→ **Problem description**
Lines containing the word "Speeding" are the ones to copy from the records below.

[Dataset rows about figures]
——————

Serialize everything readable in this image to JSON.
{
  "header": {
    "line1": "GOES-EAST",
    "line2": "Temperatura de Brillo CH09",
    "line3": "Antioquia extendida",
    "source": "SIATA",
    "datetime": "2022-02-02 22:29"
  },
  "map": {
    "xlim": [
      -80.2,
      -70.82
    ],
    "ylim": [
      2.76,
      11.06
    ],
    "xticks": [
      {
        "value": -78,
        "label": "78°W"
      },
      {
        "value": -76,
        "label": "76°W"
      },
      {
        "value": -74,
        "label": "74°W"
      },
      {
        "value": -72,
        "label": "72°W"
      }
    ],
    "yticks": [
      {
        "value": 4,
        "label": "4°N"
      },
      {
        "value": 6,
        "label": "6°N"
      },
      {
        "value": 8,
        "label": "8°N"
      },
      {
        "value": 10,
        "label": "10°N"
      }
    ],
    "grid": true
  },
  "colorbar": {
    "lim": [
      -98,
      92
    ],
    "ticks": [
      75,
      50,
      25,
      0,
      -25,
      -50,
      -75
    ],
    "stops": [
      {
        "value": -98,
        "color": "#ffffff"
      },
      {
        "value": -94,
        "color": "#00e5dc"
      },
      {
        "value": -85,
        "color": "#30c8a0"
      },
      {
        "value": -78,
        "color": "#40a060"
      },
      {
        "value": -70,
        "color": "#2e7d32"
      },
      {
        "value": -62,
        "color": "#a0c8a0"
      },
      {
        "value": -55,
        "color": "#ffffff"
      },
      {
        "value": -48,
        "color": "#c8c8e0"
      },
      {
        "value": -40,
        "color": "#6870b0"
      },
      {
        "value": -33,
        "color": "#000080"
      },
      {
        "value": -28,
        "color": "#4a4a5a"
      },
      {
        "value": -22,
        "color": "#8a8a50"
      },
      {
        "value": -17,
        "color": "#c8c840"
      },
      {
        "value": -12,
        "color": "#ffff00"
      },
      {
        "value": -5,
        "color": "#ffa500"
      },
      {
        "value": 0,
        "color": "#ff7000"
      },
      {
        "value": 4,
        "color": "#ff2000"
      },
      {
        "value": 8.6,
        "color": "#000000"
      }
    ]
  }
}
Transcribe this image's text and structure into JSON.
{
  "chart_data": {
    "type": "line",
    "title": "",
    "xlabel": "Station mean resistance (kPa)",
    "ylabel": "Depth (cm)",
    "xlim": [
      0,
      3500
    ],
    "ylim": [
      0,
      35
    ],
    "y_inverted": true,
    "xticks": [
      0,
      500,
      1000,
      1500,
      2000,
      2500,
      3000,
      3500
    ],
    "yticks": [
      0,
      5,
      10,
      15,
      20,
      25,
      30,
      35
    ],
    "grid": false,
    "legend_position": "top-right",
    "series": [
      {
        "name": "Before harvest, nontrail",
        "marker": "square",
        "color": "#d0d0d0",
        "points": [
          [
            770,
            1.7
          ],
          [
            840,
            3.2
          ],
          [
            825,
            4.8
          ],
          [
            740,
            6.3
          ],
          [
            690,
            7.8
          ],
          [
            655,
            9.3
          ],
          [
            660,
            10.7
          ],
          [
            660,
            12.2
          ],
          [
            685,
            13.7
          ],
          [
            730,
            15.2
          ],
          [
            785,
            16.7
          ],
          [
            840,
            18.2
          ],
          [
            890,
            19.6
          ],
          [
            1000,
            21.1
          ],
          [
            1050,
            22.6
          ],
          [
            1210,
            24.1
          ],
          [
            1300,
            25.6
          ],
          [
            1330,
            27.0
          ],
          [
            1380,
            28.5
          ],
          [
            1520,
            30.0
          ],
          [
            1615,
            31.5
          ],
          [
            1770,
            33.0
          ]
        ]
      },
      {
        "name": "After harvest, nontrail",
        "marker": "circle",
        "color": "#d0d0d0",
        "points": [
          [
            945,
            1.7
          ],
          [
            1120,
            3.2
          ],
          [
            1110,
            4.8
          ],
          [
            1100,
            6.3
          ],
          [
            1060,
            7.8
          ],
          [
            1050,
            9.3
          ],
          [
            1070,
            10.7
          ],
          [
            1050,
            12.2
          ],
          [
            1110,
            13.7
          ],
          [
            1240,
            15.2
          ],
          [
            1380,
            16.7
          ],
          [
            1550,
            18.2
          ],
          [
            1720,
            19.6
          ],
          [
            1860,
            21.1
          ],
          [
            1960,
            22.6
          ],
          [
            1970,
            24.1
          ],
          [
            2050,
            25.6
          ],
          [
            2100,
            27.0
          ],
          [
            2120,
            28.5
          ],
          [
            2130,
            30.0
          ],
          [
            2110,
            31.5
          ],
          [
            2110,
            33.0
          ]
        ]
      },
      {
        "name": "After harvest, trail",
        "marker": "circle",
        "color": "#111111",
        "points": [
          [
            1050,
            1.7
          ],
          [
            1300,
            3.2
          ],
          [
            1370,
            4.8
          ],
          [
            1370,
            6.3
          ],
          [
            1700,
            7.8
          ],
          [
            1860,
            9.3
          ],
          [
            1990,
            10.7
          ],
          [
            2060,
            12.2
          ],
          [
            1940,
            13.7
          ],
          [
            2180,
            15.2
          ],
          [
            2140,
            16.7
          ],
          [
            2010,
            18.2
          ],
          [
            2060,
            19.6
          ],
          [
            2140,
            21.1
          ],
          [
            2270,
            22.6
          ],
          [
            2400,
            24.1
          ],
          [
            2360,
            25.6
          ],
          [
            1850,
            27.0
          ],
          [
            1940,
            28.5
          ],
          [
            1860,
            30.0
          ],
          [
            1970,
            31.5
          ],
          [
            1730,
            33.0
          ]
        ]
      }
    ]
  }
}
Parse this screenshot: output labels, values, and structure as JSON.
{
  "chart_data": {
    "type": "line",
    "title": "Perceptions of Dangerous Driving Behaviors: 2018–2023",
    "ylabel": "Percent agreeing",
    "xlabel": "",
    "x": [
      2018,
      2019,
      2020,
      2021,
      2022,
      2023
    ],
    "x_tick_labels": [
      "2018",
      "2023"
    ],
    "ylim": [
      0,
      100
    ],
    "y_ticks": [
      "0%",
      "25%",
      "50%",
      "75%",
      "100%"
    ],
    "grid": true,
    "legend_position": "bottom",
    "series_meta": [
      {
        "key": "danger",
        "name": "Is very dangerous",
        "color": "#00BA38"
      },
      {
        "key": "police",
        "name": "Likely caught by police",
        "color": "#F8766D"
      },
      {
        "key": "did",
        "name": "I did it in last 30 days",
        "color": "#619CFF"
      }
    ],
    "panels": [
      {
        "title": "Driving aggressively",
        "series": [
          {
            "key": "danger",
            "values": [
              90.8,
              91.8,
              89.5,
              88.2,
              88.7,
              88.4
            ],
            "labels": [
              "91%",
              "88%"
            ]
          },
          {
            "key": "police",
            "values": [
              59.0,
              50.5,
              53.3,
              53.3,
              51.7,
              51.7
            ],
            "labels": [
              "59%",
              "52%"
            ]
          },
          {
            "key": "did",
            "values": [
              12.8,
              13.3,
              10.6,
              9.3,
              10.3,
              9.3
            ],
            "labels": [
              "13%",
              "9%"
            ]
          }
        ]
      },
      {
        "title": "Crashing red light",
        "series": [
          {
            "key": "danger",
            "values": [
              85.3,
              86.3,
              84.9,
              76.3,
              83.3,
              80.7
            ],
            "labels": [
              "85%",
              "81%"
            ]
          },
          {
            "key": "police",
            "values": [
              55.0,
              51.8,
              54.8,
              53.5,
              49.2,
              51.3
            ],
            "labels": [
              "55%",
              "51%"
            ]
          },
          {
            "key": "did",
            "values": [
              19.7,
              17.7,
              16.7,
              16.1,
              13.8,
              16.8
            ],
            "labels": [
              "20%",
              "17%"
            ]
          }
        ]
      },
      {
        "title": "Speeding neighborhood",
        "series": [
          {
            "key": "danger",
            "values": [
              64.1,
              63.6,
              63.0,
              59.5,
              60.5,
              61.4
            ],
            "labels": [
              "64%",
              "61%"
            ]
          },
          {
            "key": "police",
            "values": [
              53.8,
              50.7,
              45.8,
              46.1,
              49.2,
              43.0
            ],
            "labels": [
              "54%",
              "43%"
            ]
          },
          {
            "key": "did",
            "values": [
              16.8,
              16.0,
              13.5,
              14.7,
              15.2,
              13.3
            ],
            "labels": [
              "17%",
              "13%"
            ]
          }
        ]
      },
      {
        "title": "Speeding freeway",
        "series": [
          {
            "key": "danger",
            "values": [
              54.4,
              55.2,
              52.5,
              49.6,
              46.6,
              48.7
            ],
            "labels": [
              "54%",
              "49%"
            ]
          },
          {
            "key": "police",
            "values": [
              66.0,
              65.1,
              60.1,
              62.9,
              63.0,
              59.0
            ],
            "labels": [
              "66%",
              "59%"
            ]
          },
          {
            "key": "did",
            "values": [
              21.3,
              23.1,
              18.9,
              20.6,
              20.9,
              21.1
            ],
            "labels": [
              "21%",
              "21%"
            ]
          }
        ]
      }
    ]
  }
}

——————

→ **Finished task**
        "title": "Speeding neighborhood",
        "title": "Speeding freeway",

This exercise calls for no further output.